Task prompt - Everything in the entries except the pictures must be repeated exactly.
□ □ □ □ □ □ □
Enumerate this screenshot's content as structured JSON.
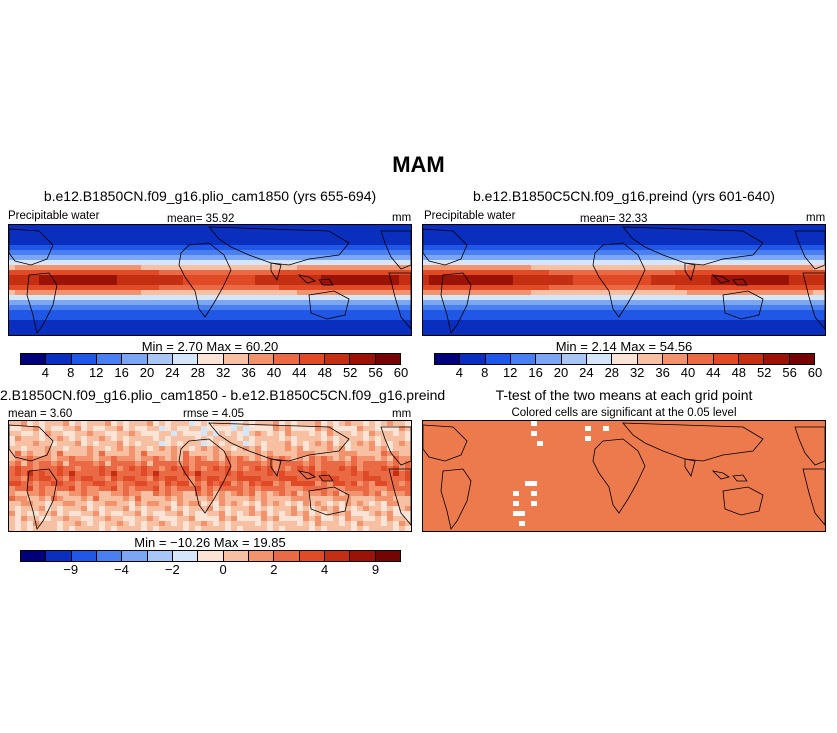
{
  "title": "MAM",
  "colors": {
    "seq": [
      "#00007a",
      "#0a2fbe",
      "#2157e6",
      "#4a7ff2",
      "#7aa6f4",
      "#a8c7f6",
      "#d6e6fa",
      "#fbe4d5",
      "#f7c0a3",
      "#f2936d",
      "#ea6a45",
      "#e04a26",
      "#c42e12",
      "#9b1207",
      "#750505"
    ],
    "land": "#000000"
  },
  "panels": {
    "p1": {
      "title": "b.e12.B1850CN.f09_g16.plio_cam1850 (yrs 655-694)",
      "left_label": "Precipitable water",
      "center_label": "mean=  35.92",
      "right_label": "mm",
      "stats": "Min =     2.70  Max =    60.20"
    },
    "p2": {
      "title": "b.e12.B1850C5CN.f09_g16.preind (yrs 601-640)",
      "left_label": "Precipitable water",
      "center_label": "mean=  32.33",
      "right_label": "mm",
      "stats": "Min =     2.14  Max =    54.56"
    },
    "p3": {
      "title": "2.B1850CN.f09_g16.plio_cam1850 - b.e12.B1850C5CN.f09_g16.preind",
      "left_label": "mean =   3.60",
      "center_label": "rmse =    4.05",
      "right_label": "mm",
      "stats": "Min =  −10.26  Max =    19.85"
    },
    "p4": {
      "title": "T-test of the two means at each grid point",
      "subtitle": "Colored cells are significant at the 0.05 level"
    }
  },
  "colorbars": {
    "abs_labels": [
      "4",
      "8",
      "12",
      "16",
      "20",
      "24",
      "28",
      "32",
      "36",
      "40",
      "44",
      "48",
      "52",
      "56",
      "60"
    ],
    "diff_labels": [
      "−9",
      "−4",
      "−2",
      "0",
      "2",
      "4",
      "9"
    ]
  }
}
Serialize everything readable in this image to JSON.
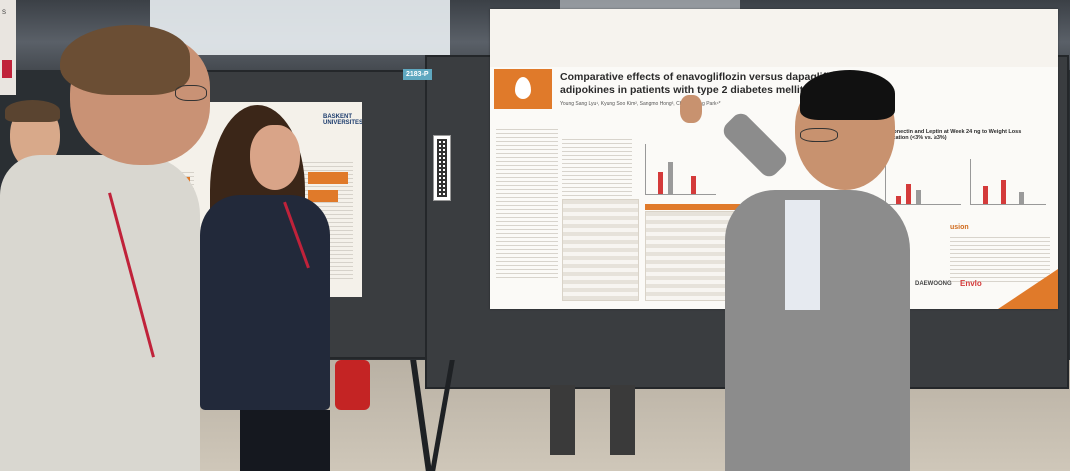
{
  "poster": {
    "title": "Comparative effects of enavogliflozin versus dapagliflozin on adipokines in patients with type 2 diabetes mellitus",
    "authors": "Young Sang Lyu¹, Kyung Soo Kim², Sangmo Hong³, Cheol-Young Park⁴*",
    "right_title": "in Adiponectin and Leptin at Week 24 ng to Weight Loss Stratification (<3% vs. ≥3%)",
    "conclusion_heading": "usion",
    "sponsors": [
      "DAEWOONG",
      "Envlo"
    ]
  },
  "left_poster": {
    "university": "BASKENT UNIVERSITESI"
  },
  "board_number": "2183-P",
  "colors": {
    "accent_orange": "#e07a2a",
    "board_gray": "#3a3d40",
    "lanyard_red": "#c0223a"
  }
}
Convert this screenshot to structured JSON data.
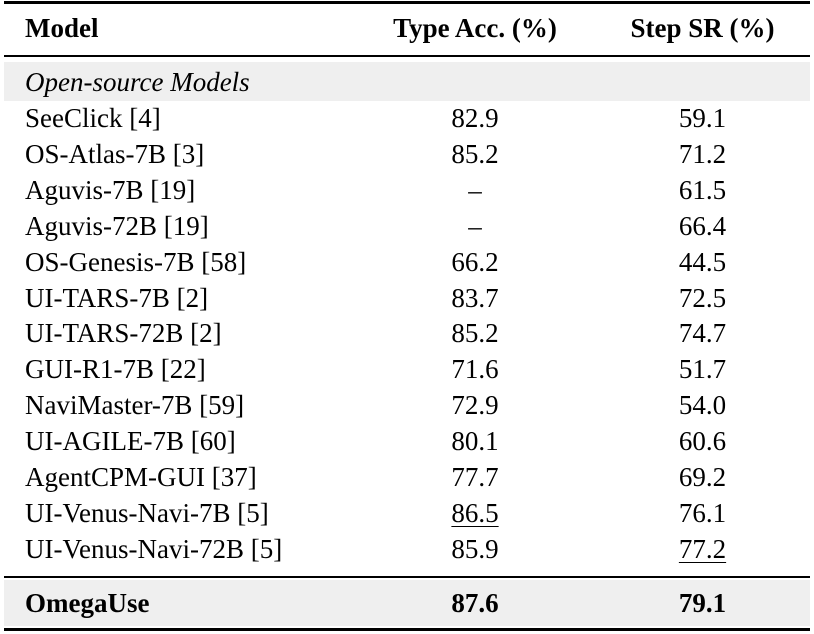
{
  "table": {
    "header": [
      "Model",
      "Type Acc. (%)",
      "Step SR (%)"
    ],
    "section": "Open-source Models",
    "rows": [
      [
        "SeeClick [4]",
        "82.9",
        "59.1"
      ],
      [
        "OS-Atlas-7B [3]",
        "85.2",
        "71.2"
      ],
      [
        "Aguvis-7B [19]",
        "–",
        "61.5"
      ],
      [
        "Aguvis-72B [19]",
        "–",
        "66.4"
      ],
      [
        "OS-Genesis-7B [58]",
        "66.2",
        "44.5"
      ],
      [
        "UI-TARS-7B [2]",
        "83.7",
        "72.5"
      ],
      [
        "UI-TARS-72B [2]",
        "85.2",
        "74.7"
      ],
      [
        "GUI-R1-7B [22]",
        "71.6",
        "51.7"
      ],
      [
        "NaviMaster-7B [59]",
        "72.9",
        "54.0"
      ],
      [
        "UI-AGILE-7B [60]",
        "80.1",
        "60.6"
      ],
      [
        "AgentCPM-GUI [37]",
        "77.7",
        "69.2"
      ],
      [
        "UI-Venus-Navi-7B [5]",
        {
          "text": "86.5",
          "underline": true
        },
        "76.1"
      ],
      [
        "UI-Venus-Navi-72B [5]",
        "85.9",
        {
          "text": "77.2",
          "underline": true
        }
      ]
    ],
    "final_row": [
      "OmegaUse",
      "87.6",
      "79.1"
    ]
  }
}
□ □ □ □ □ □ □
Output of the exercise -
Enumerate this screenshot's content as structured JSON.
{
  "title": "MAM",
  "colors": {
    "seq": [
      "#00007a",
      "#0a2fbe",
      "#2157e6",
      "#4a7ff2",
      "#7aa6f4",
      "#a8c7f6",
      "#d6e6fa",
      "#fbe4d5",
      "#f7c0a3",
      "#f2936d",
      "#ea6a45",
      "#e04a26",
      "#c42e12",
      "#9b1207",
      "#750505"
    ],
    "land": "#000000"
  },
  "panels": {
    "p1": {
      "title": "b.e12.B1850CN.f09_g16.plio_cam1850 (yrs 655-694)",
      "left_label": "Precipitable water",
      "center_label": "mean=  35.92",
      "right_label": "mm",
      "stats": "Min =     2.70  Max =    60.20"
    },
    "p2": {
      "title": "b.e12.B1850C5CN.f09_g16.preind (yrs 601-640)",
      "left_label": "Precipitable water",
      "center_label": "mean=  32.33",
      "right_label": "mm",
      "stats": "Min =     2.14  Max =    54.56"
    },
    "p3": {
      "title": "2.B1850CN.f09_g16.plio_cam1850 - b.e12.B1850C5CN.f09_g16.preind",
      "left_label": "mean =   3.60",
      "center_label": "rmse =    4.05",
      "right_label": "mm",
      "stats": "Min =  −10.26  Max =    19.85"
    },
    "p4": {
      "title": "T-test of the two means at each grid point",
      "subtitle": "Colored cells are significant at the 0.05 level"
    }
  },
  "colorbars": {
    "abs_labels": [
      "4",
      "8",
      "12",
      "16",
      "20",
      "24",
      "28",
      "32",
      "36",
      "40",
      "44",
      "48",
      "52",
      "56",
      "60"
    ],
    "diff_labels": [
      "−9",
      "−4",
      "−2",
      "0",
      "2",
      "4",
      "9"
    ]
  }
}
Serialize everything readable in this image to JSON.
{
  "poster": {
    "title": "Comparative effects of enavogliflozin versus dapagliflozin on adipokines in patients with type 2 diabetes mellitus",
    "authors": "Young Sang Lyu¹, Kyung Soo Kim², Sangmo Hong³, Cheol-Young Park⁴*",
    "right_title": "in Adiponectin and Leptin at Week 24 ng to Weight Loss Stratification (<3% vs. ≥3%)",
    "conclusion_heading": "usion",
    "sponsors": [
      "DAEWOONG",
      "Envlo"
    ]
  },
  "left_poster": {
    "university": "BASKENT UNIVERSITESI"
  },
  "board_number": "2183-P",
  "colors": {
    "accent_orange": "#e07a2a",
    "board_gray": "#3a3d40",
    "lanyard_red": "#c0223a"
  }
}
Convert this screenshot to structured JSON data.
{
  "table": {
    "header": [
      "Model",
      "Type Acc. (%)",
      "Step SR (%)"
    ],
    "section": "Open-source Models",
    "rows": [
      [
        "SeeClick [4]",
        "82.9",
        "59.1"
      ],
      [
        "OS-Atlas-7B [3]",
        "85.2",
        "71.2"
      ],
      [
        "Aguvis-7B [19]",
        "–",
        "61.5"
      ],
      [
        "Aguvis-72B [19]",
        "–",
        "66.4"
      ],
      [
        "OS-Genesis-7B [58]",
        "66.2",
        "44.5"
      ],
      [
        "UI-TARS-7B [2]",
        "83.7",
        "72.5"
      ],
      [
        "UI-TARS-72B [2]",
        "85.2",
        "74.7"
      ],
      [
        "GUI-R1-7B [22]",
        "71.6",
        "51.7"
      ],
      [
        "NaviMaster-7B [59]",
        "72.9",
        "54.0"
      ],
      [
        "UI-AGILE-7B [60]",
        "80.1",
        "60.6"
      ],
      [
        "AgentCPM-GUI [37]",
        "77.7",
        "69.2"
      ],
      [
        "UI-Venus-Navi-7B [5]",
        {
          "text": "86.5",
          "underline": true
        },
        "76.1"
      ],
      [
        "UI-Venus-Navi-72B [5]",
        "85.9",
        {
          "text": "77.2",
          "underline": true
        }
      ]
    ],
    "final_row": [
      "OmegaUse",
      "87.6",
      "79.1"
    ]
  }
}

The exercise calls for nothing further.